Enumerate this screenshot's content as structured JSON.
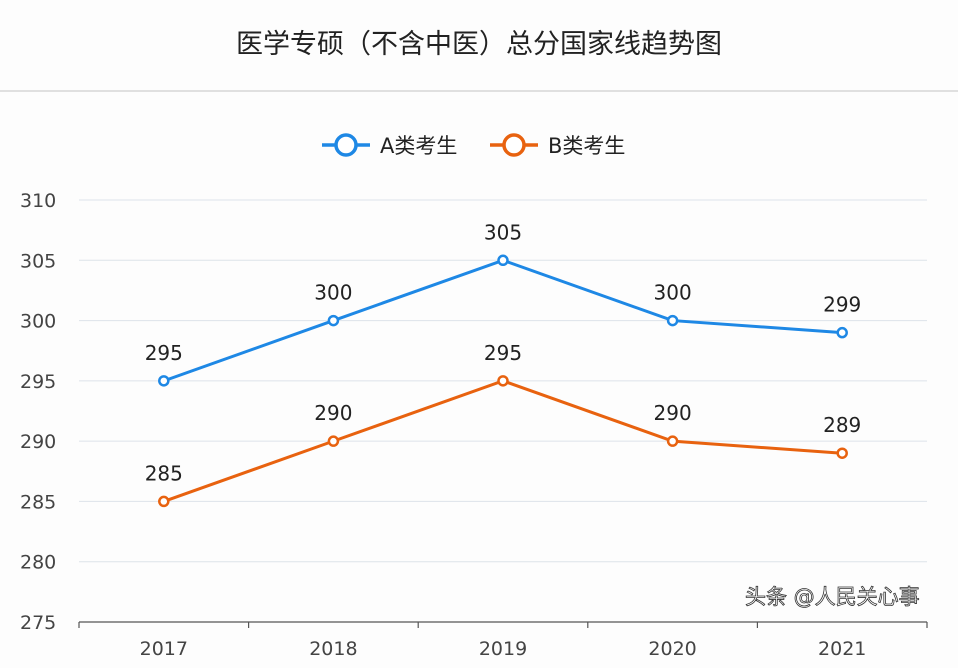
{
  "chart_data": {
    "type": "line",
    "title": "医学专硕（不含中医）总分国家线趋势图",
    "categories": [
      "2017",
      "2018",
      "2019",
      "2020",
      "2021"
    ],
    "series": [
      {
        "name": "A类考生",
        "values": [
          295,
          300,
          305,
          300,
          299
        ],
        "color": "#1e88e5"
      },
      {
        "name": "B类考生",
        "values": [
          285,
          290,
          295,
          290,
          289
        ],
        "color": "#e8620f"
      }
    ],
    "xlabel": "",
    "ylabel": "",
    "ylim": [
      275,
      310
    ],
    "yticks": [
      275,
      280,
      285,
      290,
      295,
      300,
      305,
      310
    ],
    "grid": true,
    "legend": "top-center",
    "data_labels": true
  },
  "watermark": "头条 @人民关心事"
}
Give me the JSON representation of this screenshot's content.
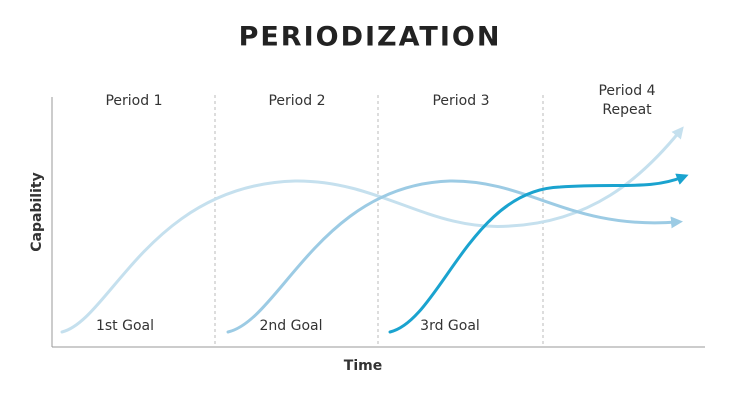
{
  "header": {
    "title": "PERIODIZATION"
  },
  "periods": [
    [
      "Period 1"
    ],
    [
      "Period 2"
    ],
    [
      "Period 3"
    ],
    [
      "Period 4",
      "Repeat"
    ]
  ],
  "goals": [
    "1st Goal",
    "2nd Goal",
    "3rd Goal"
  ],
  "axes": {
    "y_label": "Capability",
    "x_label": "Time"
  }
}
------------------------------
**WRITTEN REQUEST**:
Write the records above out again exactly, with no pictures in your copy.

**EXERCISE ANSWER**:
Enumerate this screenshot's content as structured JSON.
{
  "chart_data": {
    "type": "line",
    "title": "医学专硕（不含中医）总分国家线趋势图",
    "categories": [
      "2017",
      "2018",
      "2019",
      "2020",
      "2021"
    ],
    "series": [
      {
        "name": "A类考生",
        "values": [
          295,
          300,
          305,
          300,
          299
        ],
        "color": "#1e88e5"
      },
      {
        "name": "B类考生",
        "values": [
          285,
          290,
          295,
          290,
          289
        ],
        "color": "#e8620f"
      }
    ],
    "xlabel": "",
    "ylabel": "",
    "ylim": [
      275,
      310
    ],
    "yticks": [
      275,
      280,
      285,
      290,
      295,
      300,
      305,
      310
    ],
    "grid": true,
    "legend": "top-center",
    "data_labels": true
  },
  "watermark": "头条 @人民关心事"
}
Give me the JSON representation of this screenshot's content.
{
  "header": {
    "title": "PERIODIZATION"
  },
  "periods": [
    [
      "Period 1"
    ],
    [
      "Period 2"
    ],
    [
      "Period 3"
    ],
    [
      "Period 4",
      "Repeat"
    ]
  ],
  "goals": [
    "1st Goal",
    "2nd Goal",
    "3rd Goal"
  ],
  "axes": {
    "y_label": "Capability",
    "x_label": "Time"
  }
}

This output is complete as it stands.